— begin Data extract —
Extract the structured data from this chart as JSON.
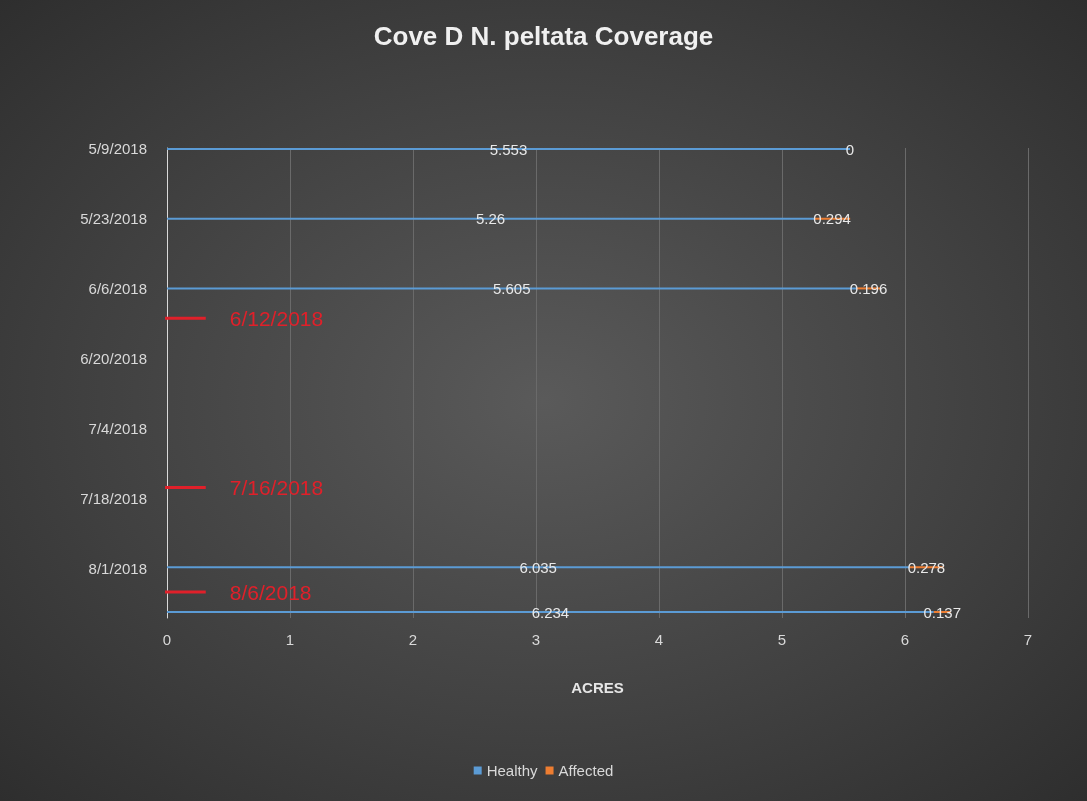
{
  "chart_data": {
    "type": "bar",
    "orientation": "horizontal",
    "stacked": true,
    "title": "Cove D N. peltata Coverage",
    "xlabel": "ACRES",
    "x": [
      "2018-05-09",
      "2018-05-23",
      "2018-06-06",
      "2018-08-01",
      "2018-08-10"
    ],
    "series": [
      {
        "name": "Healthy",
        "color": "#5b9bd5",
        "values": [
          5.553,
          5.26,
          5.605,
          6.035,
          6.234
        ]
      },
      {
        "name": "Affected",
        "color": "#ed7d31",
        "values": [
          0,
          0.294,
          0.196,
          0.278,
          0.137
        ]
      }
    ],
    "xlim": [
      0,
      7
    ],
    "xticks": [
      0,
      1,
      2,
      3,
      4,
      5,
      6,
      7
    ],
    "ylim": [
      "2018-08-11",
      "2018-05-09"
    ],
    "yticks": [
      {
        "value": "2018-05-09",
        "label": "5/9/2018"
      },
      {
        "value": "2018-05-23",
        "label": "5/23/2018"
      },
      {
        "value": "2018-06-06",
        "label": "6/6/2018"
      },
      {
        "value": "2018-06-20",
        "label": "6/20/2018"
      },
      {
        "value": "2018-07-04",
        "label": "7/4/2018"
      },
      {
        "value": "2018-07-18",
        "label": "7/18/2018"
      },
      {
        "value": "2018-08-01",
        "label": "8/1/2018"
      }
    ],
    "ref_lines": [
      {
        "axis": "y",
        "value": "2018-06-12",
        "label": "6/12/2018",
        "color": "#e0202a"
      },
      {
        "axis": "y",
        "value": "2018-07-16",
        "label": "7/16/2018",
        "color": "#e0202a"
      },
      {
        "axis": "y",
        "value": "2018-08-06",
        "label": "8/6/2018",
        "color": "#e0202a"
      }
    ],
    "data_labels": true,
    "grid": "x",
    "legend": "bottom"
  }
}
— end Data extract —
Exercise prompt:
With the pictures left out, transcribe the material exactly.

Complete response:
Extract the structured data from this chart as JSON.
{
  "chart_data": {
    "type": "bar",
    "orientation": "horizontal",
    "stacked": true,
    "title": "Cove D N. peltata Coverage",
    "xlabel": "ACRES",
    "x": [
      "2018-05-09",
      "2018-05-23",
      "2018-06-06",
      "2018-08-01",
      "2018-08-10"
    ],
    "series": [
      {
        "name": "Healthy",
        "color": "#5b9bd5",
        "values": [
          5.553,
          5.26,
          5.605,
          6.035,
          6.234
        ]
      },
      {
        "name": "Affected",
        "color": "#ed7d31",
        "values": [
          0,
          0.294,
          0.196,
          0.278,
          0.137
        ]
      }
    ],
    "xlim": [
      0,
      7
    ],
    "xticks": [
      0,
      1,
      2,
      3,
      4,
      5,
      6,
      7
    ],
    "ylim": [
      "2018-08-11",
      "2018-05-09"
    ],
    "yticks": [
      {
        "value": "2018-05-09",
        "label": "5/9/2018"
      },
      {
        "value": "2018-05-23",
        "label": "5/23/2018"
      },
      {
        "value": "2018-06-06",
        "label": "6/6/2018"
      },
      {
        "value": "2018-06-20",
        "label": "6/20/2018"
      },
      {
        "value": "2018-07-04",
        "label": "7/4/2018"
      },
      {
        "value": "2018-07-18",
        "label": "7/18/2018"
      },
      {
        "value": "2018-08-01",
        "label": "8/1/2018"
      }
    ],
    "ref_lines": [
      {
        "axis": "y",
        "value": "2018-06-12",
        "label": "6/12/2018",
        "color": "#e0202a"
      },
      {
        "axis": "y",
        "value": "2018-07-16",
        "label": "7/16/2018",
        "color": "#e0202a"
      },
      {
        "axis": "y",
        "value": "2018-08-06",
        "label": "8/6/2018",
        "color": "#e0202a"
      }
    ],
    "data_labels": true,
    "grid": "x",
    "legend": "bottom"
  }
}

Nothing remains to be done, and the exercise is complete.